▶ _REQUIRED TASK_:
Please copy all the lines that follow, word for word.

▶ _MATERIAL FOR THIS EXERCISE_:
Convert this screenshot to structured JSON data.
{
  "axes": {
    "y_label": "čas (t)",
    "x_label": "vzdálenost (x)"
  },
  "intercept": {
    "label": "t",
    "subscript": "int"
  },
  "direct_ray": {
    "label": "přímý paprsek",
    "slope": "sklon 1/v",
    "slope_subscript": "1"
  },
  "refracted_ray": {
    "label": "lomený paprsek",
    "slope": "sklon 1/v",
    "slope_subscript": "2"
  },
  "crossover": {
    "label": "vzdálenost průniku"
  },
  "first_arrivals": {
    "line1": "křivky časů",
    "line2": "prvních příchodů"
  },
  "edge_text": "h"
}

▶ _RESPONSE TO THE EXERCISE_:
Convert this screenshot to structured JSON data.
{
  "axes": {
    "y_label": "čas (t)",
    "x_label": "vzdálenost (x)"
  },
  "intercept": {
    "label": "t",
    "subscript": "int"
  },
  "direct_ray": {
    "label": "přímý paprsek",
    "slope": "sklon 1/v",
    "slope_subscript": "1"
  },
  "refracted_ray": {
    "label": "lomený paprsek",
    "slope": "sklon 1/v",
    "slope_subscript": "2"
  },
  "crossover": {
    "label": "vzdálenost průniku"
  },
  "first_arrivals": {
    "line1": "křivky časů",
    "line2": "prvních příchodů"
  },
  "edge_text": "h"
}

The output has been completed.